[[ EXCERPT TO READ open ]]

Chief among Justice Breyer’s constitutional goals is the creation of a more vibrant and participatory democratic culture in a nation where public ignorance and voter apathy are at all-time highs. He explains this emphasis on democracy by employing the 19thcentury political philosopher Benjamin Constant’s distinction between the liberty of the moderns – essentially individual rights – and the liberty of the ancients – the right to self-government.


Justice Breyer agrees with Constant’s contention that we should “learn to combine the two together” and worries that in recent years the courts have neglected ancient liberty in favor of modern. “My thesis is that courts should take greater account of the Constitution’s democratic nature when they interpret constitutional and statutory texts,” he writes. Just as the Constitution as a whole indicates a democratic purpose, individual constitutional provisions may also have purposes beyond the mere text of their clauses.


For instance, Justice Breyer thinks that the religious freedom clauses of the First Amendment are aimed at avoiding divisiveness and social conflict based on religion. So a judge considering whether state-funded vouchers could be used in religious schools would not attempt to look for a ruling based on the text of the First Amendment. Instead, he would ask whether the consequences of deciding the case one way or the other will be likely to create religious discord in contemporary society.

[[ EXCERPT TO READ closed ]]

# [EXERCISE SET]
1. Answer these questions about the passage on Justice Breyer's constitutional views:
(a) Whose distinction between two kinds of liberty does Justice Breyer use to explain his emphasis on democracy?
(b) What does Justice Breyer think the religious freedom clauses of the First Amendment are aimed at?
(c) What does he worry the courts have neglected in recent years?
2. Rewrite the passage on Justice Breyer's constitutional views starting at "Chief among Justice" and ending at "right to self-government.", substituting "indifference" for "apathy".

[[ RECORDS open ]]

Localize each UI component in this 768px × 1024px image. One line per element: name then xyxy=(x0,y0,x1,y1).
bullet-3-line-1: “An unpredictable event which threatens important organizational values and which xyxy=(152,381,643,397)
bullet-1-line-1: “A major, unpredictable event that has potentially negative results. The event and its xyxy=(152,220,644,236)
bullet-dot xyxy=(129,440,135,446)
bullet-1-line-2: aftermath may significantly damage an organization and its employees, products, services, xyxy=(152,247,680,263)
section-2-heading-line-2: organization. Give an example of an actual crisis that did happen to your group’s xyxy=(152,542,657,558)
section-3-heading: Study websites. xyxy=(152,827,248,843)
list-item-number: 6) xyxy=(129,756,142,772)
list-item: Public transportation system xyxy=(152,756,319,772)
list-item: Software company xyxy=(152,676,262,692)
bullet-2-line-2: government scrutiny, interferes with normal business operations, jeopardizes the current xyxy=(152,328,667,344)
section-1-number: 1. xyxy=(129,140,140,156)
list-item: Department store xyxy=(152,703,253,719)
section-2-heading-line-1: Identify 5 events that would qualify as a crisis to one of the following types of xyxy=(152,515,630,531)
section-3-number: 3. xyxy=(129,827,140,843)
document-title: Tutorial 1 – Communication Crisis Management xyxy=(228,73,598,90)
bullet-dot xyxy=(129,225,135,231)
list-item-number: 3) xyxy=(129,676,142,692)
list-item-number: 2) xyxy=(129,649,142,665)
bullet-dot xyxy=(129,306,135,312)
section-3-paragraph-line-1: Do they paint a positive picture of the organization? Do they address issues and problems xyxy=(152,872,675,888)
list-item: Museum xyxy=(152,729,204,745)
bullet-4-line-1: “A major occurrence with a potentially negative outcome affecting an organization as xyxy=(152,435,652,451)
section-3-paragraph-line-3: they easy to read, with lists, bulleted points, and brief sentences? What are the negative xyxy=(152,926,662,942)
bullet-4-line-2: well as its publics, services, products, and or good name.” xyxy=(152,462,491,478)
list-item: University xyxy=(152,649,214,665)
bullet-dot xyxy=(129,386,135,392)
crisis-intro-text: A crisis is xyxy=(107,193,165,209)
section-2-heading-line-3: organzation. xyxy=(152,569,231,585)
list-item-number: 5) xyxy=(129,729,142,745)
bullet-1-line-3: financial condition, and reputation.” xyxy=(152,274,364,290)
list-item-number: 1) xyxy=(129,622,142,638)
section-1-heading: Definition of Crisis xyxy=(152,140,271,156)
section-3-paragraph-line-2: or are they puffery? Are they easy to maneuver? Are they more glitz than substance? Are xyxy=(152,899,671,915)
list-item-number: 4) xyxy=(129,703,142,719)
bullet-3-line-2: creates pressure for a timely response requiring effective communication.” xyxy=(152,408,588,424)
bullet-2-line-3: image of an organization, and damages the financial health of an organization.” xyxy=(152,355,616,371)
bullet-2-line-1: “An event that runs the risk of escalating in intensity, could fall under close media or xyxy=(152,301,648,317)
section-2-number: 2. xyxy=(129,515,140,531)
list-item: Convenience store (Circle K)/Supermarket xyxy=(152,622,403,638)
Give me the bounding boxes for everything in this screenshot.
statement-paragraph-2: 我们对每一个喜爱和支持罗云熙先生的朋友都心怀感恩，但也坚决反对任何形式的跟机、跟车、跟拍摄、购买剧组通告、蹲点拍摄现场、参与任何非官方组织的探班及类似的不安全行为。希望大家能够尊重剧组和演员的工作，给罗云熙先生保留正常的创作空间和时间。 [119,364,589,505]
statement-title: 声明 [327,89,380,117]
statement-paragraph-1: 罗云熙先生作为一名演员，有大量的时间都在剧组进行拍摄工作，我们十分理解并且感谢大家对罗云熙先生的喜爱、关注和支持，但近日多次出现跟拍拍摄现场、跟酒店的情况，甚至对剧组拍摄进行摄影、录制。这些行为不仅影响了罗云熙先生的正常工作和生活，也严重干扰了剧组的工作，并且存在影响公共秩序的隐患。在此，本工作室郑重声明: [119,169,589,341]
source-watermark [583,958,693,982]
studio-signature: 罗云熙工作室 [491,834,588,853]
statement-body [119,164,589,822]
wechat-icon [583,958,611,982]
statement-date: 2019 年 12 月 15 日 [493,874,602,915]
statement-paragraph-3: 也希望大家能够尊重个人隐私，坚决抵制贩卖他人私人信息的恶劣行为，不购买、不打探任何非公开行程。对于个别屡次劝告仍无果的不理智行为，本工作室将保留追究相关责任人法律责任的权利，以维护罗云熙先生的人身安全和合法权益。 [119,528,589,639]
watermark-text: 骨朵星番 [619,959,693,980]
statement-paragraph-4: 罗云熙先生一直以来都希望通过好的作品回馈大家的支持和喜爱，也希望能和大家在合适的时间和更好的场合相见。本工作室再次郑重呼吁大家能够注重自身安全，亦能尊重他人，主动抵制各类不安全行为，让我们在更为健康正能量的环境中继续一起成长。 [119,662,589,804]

[[ RECORDS closed ]]

# [YOUR RESPONSES]
1.
(a) The 19th-century political philosopher Benjamin Constant.
(b) Avoiding divisiveness and social conflict based on religion.
(c) Ancient liberty, in favor of modern liberty.

2.
Chief among Justice Breyer’s constitutional goals is the creation of a more vibrant and participatory democratic culture in a nation where public ignorance and voter indifference are at all-time highs. He explains this emphasis on democracy by employing the 19thcentury political philosopher Benjamin Constant’s distinction between the liberty of the moderns – essentially individual rights – and the liberty of the ancients – the right to self-government.